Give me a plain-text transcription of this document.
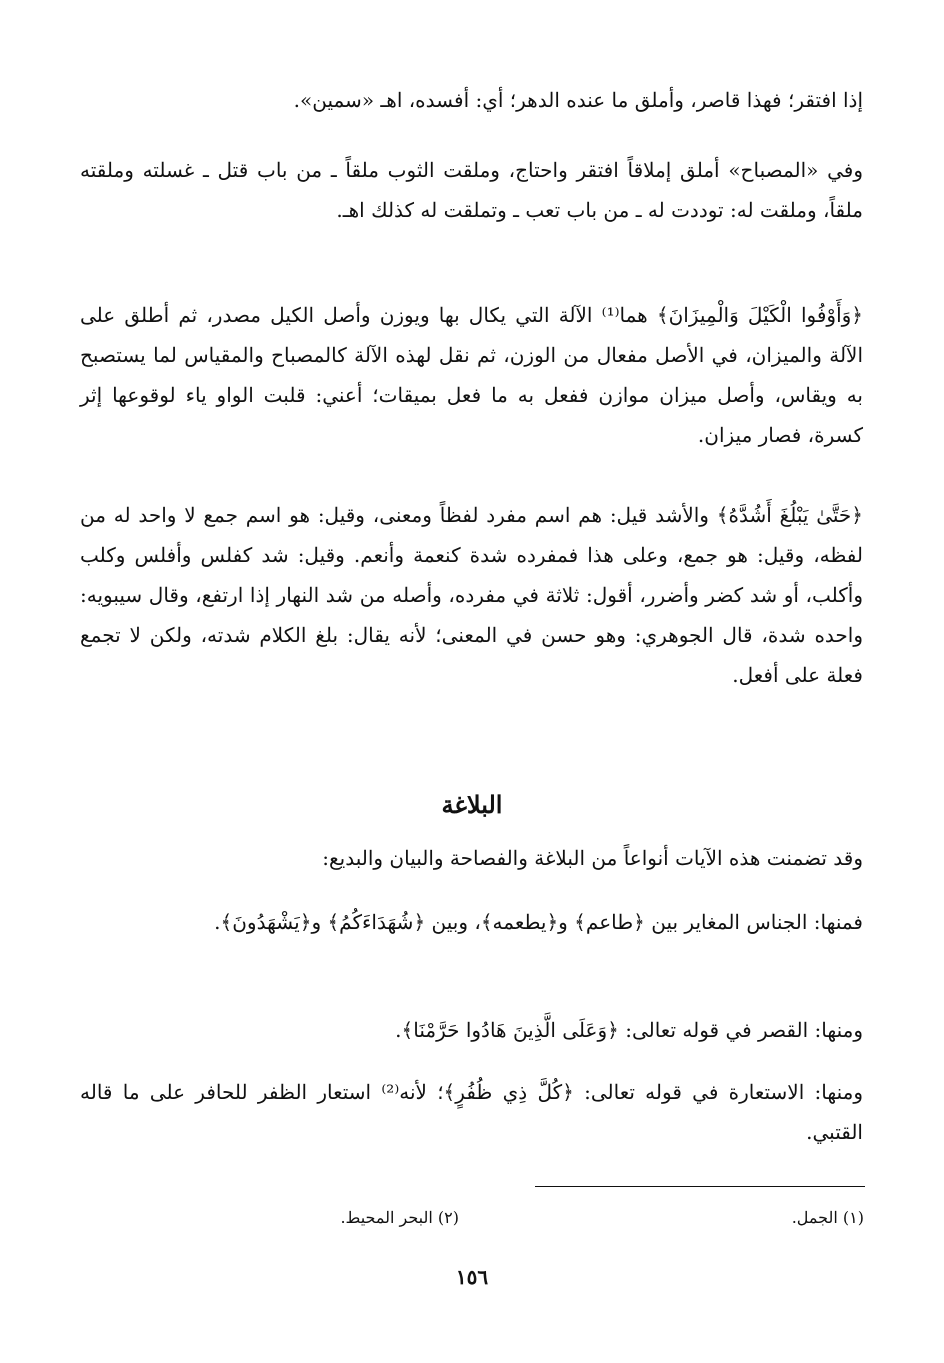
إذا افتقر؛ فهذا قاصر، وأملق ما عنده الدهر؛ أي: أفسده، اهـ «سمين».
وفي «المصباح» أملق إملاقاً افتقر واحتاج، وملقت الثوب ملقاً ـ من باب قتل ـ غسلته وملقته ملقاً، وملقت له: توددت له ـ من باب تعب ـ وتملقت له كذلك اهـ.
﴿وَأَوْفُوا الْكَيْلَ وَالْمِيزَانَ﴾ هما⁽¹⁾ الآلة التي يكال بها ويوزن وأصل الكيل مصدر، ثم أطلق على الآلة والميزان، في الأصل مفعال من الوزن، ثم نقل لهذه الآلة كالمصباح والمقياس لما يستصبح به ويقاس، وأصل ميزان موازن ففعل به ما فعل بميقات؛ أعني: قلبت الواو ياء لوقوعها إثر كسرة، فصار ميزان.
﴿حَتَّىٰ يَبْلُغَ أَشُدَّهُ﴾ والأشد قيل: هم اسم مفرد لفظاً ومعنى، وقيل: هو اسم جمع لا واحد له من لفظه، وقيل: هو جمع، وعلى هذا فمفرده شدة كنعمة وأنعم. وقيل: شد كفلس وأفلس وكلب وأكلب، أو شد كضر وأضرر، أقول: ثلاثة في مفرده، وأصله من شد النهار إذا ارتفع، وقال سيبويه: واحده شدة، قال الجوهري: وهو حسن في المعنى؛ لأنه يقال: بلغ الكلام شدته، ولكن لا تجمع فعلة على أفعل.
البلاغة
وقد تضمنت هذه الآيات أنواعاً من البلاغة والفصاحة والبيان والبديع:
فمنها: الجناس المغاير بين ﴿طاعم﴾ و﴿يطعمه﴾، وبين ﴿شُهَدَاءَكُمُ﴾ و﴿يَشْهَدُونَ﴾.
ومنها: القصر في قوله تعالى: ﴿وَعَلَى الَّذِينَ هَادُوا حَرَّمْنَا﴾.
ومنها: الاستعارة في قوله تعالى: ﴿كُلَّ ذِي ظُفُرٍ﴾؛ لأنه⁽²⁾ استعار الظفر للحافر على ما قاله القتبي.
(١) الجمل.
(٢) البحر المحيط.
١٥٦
□ □ □ □
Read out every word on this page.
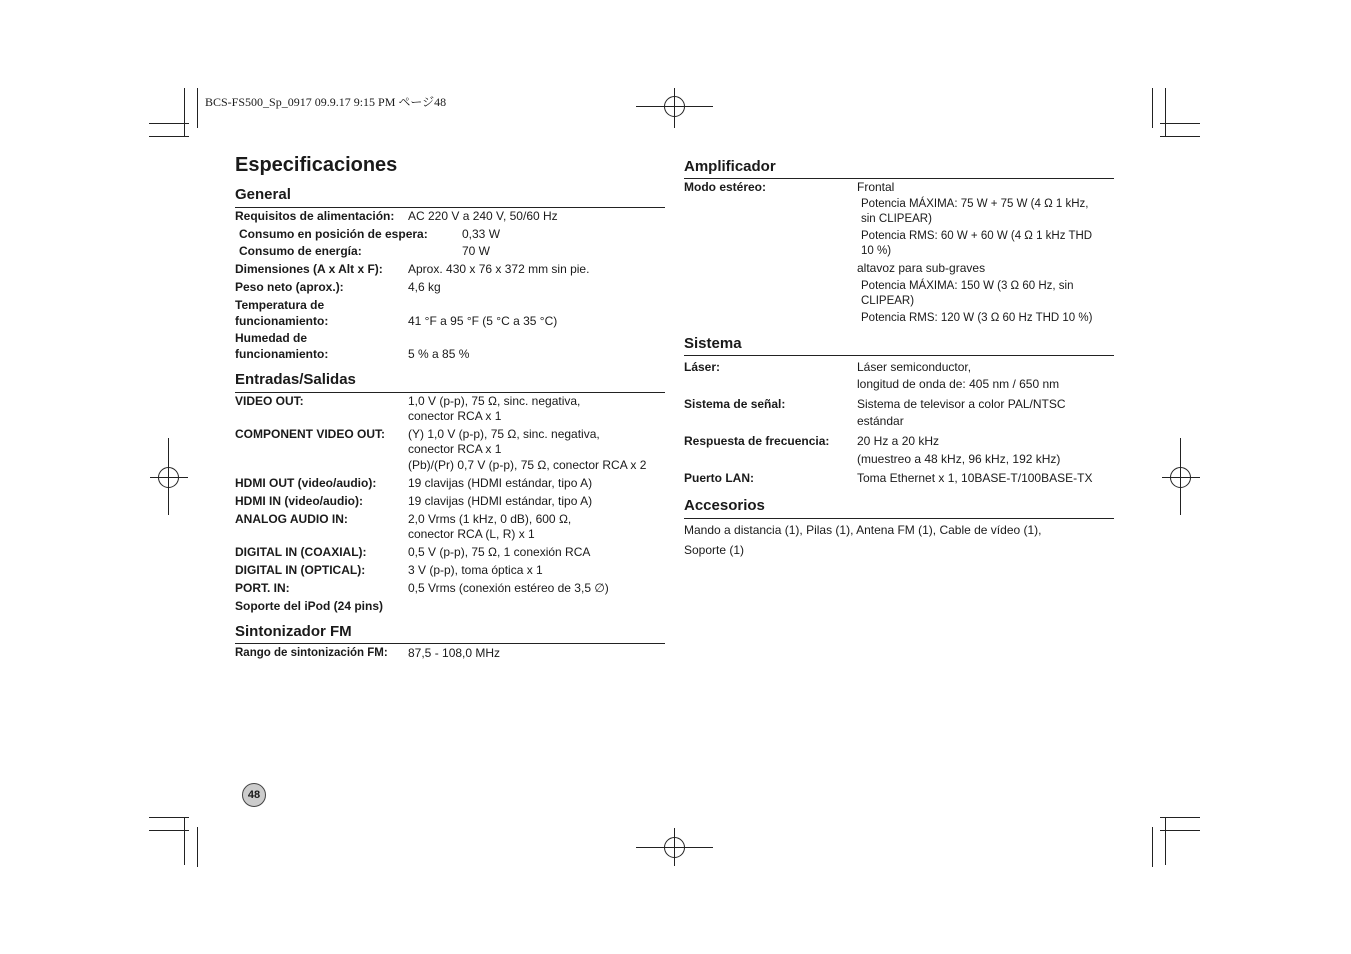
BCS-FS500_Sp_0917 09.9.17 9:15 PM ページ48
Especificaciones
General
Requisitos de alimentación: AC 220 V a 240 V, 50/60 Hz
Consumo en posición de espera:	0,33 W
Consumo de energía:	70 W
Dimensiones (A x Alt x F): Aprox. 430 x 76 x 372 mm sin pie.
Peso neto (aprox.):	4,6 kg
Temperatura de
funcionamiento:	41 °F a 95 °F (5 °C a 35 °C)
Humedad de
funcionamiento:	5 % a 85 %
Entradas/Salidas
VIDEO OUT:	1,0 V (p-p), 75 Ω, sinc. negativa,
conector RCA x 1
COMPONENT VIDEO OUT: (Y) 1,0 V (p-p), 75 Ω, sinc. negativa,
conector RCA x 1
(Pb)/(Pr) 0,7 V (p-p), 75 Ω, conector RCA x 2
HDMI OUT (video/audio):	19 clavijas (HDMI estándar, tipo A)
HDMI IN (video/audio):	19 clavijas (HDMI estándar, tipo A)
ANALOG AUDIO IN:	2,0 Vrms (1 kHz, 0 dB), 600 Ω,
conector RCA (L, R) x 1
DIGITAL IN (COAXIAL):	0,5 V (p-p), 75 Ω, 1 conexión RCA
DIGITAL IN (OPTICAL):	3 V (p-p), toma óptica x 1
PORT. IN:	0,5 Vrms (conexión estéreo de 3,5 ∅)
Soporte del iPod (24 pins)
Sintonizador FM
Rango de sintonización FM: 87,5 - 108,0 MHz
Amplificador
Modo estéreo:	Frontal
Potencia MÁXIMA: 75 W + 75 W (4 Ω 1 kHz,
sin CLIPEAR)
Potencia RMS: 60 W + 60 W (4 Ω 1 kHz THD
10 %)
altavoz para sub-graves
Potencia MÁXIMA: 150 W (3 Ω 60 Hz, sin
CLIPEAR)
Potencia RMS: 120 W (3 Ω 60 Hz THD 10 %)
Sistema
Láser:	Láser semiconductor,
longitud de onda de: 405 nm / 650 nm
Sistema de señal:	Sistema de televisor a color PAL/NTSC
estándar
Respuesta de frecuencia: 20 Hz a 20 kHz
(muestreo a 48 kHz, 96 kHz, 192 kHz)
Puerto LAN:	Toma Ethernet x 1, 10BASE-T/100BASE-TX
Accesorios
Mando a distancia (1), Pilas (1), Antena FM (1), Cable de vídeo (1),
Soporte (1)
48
□ □ □ □
### GIVEN INSTRUCTION:
From the entries above, copy each line holding "HDMI".

### FINAL ANSWER:
HDMI OUT (video/audio):	19 clavijas (HDMI estándar, tipo A)
HDMI IN (video/audio):	19 clavijas (HDMI estándar, tipo A)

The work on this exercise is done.